- REQUIRED TASK
Exclude the pictures; give every entry again exactly as written.

-*-*-

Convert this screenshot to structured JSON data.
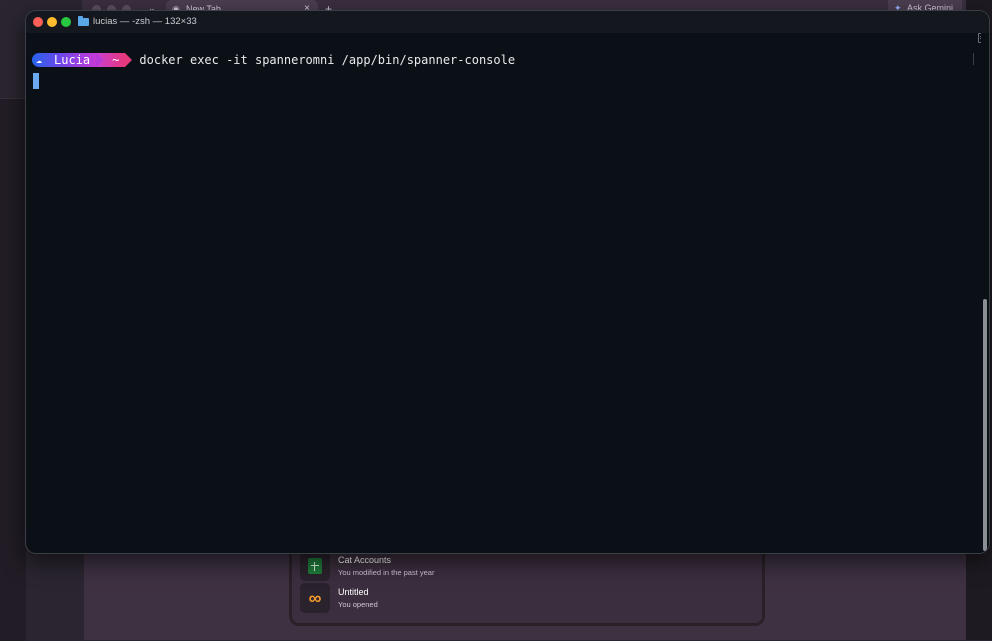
{
  "browser": {
    "tab_title": "New Tab",
    "tab_close": "×",
    "new_tab": "+",
    "tab_menu": "⌄",
    "gemini_label": "Ask Gemini",
    "gemini_icon": "✦",
    "recent_files": [
      {
        "title": "Cat Accounts",
        "subtitle": "You modified in the past year",
        "icon": "sheets-icon"
      },
      {
        "title": "Untitled",
        "subtitle": "You opened",
        "icon": "colab-icon",
        "glyph": "∞"
      }
    ]
  },
  "terminal": {
    "title": "lucias — -zsh — 132×33",
    "prompt": {
      "user": "Lucia",
      "dir": "~",
      "cloud_icon": "☁"
    },
    "command": "docker exec -it spanneromni /app/bin/spanner-console"
  },
  "colors": {
    "terminal_bg": "#0b1016",
    "prompt_user_bg_start": "#2563eb",
    "prompt_user_bg_end": "#c53ad6",
    "prompt_dir_bg": "#e6387a",
    "cursor": "#6ba9f0",
    "traffic_close": "#ff5f57",
    "traffic_minimize": "#febc2e",
    "traffic_zoom": "#28c840"
  }
}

-*-*-

- OUTPUT FOR THIS EXERCISE
Convert this screenshot to structured JSON data.
{
  "browser": {
    "tab_title": "New Tab",
    "tab_close": "×",
    "new_tab": "+",
    "tab_menu": "⌄",
    "gemini_label": "Ask Gemini",
    "gemini_icon": "✦",
    "recent_files": [
      {
        "title": "Cat Accounts",
        "subtitle": "You modified in the past year",
        "icon": "sheets-icon"
      },
      {
        "title": "Untitled",
        "subtitle": "You opened",
        "icon": "colab-icon",
        "glyph": "∞"
      }
    ]
  },
  "terminal": {
    "title": "lucias — -zsh — 132×33",
    "prompt": {
      "user": "Lucia",
      "dir": "~",
      "cloud_icon": "☁"
    },
    "command": "docker exec -it spanneromni /app/bin/spanner-console"
  },
  "colors": {
    "terminal_bg": "#0b1016",
    "prompt_user_bg_start": "#2563eb",
    "prompt_user_bg_end": "#c53ad6",
    "prompt_dir_bg": "#e6387a",
    "cursor": "#6ba9f0",
    "traffic_close": "#ff5f57",
    "traffic_minimize": "#febc2e",
    "traffic_zoom": "#28c840"
  }
}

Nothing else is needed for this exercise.